*Stored data*:
:::::

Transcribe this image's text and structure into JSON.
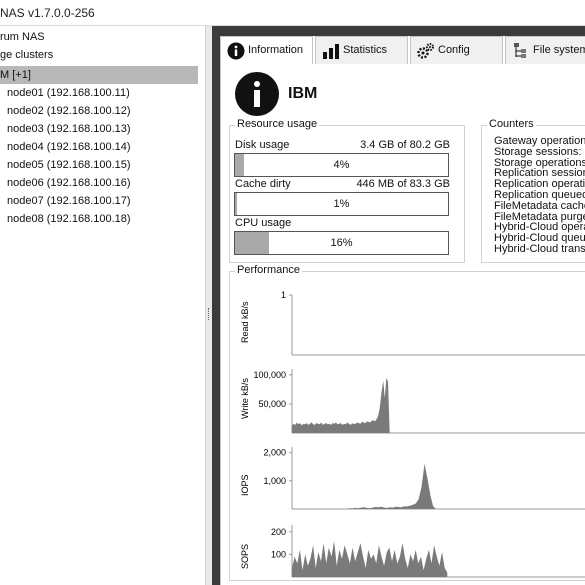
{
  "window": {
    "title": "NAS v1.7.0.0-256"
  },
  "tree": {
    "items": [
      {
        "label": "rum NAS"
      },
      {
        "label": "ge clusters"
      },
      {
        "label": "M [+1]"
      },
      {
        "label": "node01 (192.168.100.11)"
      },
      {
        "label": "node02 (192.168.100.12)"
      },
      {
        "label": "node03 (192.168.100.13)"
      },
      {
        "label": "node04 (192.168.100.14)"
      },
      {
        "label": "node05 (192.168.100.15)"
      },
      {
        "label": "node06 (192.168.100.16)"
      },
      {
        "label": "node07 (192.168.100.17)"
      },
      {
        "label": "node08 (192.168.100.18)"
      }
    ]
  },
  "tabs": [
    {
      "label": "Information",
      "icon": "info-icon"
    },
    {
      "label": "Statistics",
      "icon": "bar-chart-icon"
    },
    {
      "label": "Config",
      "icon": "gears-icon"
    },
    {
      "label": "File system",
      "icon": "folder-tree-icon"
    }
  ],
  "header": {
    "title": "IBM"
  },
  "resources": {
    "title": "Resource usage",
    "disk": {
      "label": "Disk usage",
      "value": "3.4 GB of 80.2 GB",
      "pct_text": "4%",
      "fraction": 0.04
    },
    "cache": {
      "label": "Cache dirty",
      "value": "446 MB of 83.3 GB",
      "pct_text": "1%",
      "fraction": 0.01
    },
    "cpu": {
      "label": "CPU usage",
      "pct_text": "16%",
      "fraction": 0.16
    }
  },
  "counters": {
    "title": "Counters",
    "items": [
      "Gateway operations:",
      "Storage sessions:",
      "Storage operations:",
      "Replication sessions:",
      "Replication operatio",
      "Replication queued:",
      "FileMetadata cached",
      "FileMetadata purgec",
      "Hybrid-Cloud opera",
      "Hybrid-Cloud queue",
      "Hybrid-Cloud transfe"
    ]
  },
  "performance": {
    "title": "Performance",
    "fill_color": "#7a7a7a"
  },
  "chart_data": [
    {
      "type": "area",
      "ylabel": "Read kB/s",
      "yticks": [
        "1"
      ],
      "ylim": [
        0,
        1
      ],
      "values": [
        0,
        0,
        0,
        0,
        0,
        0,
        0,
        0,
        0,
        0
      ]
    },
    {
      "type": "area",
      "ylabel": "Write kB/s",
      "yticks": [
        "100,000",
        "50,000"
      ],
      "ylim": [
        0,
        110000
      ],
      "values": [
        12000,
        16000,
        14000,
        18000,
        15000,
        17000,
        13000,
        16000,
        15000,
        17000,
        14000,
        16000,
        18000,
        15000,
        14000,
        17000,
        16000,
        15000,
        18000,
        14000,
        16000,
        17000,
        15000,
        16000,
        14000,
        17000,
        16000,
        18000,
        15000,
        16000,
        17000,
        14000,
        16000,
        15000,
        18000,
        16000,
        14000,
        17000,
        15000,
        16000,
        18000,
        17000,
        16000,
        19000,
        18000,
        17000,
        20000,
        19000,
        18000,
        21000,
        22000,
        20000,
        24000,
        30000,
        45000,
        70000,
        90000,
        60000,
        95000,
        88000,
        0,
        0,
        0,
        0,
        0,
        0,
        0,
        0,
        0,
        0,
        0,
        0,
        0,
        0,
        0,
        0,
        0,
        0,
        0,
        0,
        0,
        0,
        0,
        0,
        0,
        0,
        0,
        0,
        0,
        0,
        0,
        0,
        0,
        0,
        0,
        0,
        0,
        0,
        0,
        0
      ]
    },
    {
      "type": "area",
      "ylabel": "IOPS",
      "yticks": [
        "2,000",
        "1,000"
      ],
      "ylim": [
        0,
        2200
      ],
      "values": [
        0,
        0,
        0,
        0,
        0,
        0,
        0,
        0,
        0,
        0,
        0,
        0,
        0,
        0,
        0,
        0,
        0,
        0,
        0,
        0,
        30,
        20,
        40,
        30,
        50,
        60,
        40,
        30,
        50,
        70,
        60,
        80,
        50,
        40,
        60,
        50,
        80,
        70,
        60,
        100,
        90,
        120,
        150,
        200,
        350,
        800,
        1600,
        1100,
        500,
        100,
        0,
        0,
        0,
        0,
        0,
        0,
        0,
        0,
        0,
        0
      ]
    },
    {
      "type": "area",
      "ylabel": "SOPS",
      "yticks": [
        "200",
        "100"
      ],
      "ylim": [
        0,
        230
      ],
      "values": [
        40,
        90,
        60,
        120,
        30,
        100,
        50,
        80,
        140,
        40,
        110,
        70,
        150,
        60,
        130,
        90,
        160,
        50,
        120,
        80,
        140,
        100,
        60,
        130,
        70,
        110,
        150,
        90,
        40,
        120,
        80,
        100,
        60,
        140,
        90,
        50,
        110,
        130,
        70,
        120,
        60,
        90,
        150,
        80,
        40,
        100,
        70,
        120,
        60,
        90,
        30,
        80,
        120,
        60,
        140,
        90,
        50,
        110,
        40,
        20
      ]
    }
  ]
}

:::::

*EXERCISE BRIEF*:
Show all lines from the records above where the word "sessions" occurs.

*SOLUTION TO THIS TASK*:
      "Storage sessions:",
      "Replication sessions:",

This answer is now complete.